> [DATASET RECORDS]:
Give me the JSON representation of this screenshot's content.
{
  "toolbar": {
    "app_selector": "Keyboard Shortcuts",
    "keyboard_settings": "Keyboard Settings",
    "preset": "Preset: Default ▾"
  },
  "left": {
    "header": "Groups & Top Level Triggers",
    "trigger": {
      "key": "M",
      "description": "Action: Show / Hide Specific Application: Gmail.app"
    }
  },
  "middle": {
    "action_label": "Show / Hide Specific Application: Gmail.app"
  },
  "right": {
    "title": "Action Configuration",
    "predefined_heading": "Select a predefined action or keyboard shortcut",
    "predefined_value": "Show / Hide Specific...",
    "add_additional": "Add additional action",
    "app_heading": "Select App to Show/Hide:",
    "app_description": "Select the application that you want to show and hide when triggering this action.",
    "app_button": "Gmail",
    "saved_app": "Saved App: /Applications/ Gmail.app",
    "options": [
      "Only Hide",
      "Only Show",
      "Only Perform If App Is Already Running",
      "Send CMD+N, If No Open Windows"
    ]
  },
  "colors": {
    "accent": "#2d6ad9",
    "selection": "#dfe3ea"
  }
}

> [DIRECTION]: Repeat the records above exactly as they appear.

> [SOLUTION TO THE EXERCISE]:
Give me the JSON representation of this screenshot's content.
{
  "toolbar": {
    "app_selector": "Keyboard Shortcuts",
    "keyboard_settings": "Keyboard Settings",
    "preset": "Preset: Default ▾"
  },
  "left": {
    "header": "Groups & Top Level Triggers",
    "trigger": {
      "key": "M",
      "description": "Action: Show / Hide Specific Application: Gmail.app"
    }
  },
  "middle": {
    "action_label": "Show / Hide Specific Application: Gmail.app"
  },
  "right": {
    "title": "Action Configuration",
    "predefined_heading": "Select a predefined action or keyboard shortcut",
    "predefined_value": "Show / Hide Specific...",
    "add_additional": "Add additional action",
    "app_heading": "Select App to Show/Hide:",
    "app_description": "Select the application that you want to show and hide when triggering this action.",
    "app_button": "Gmail",
    "saved_app": "Saved App: /Applications/ Gmail.app",
    "options": [
      "Only Hide",
      "Only Show",
      "Only Perform If App Is Already Running",
      "Send CMD+N, If No Open Windows"
    ]
  },
  "colors": {
    "accent": "#2d6ad9",
    "selection": "#dfe3ea"
  }
}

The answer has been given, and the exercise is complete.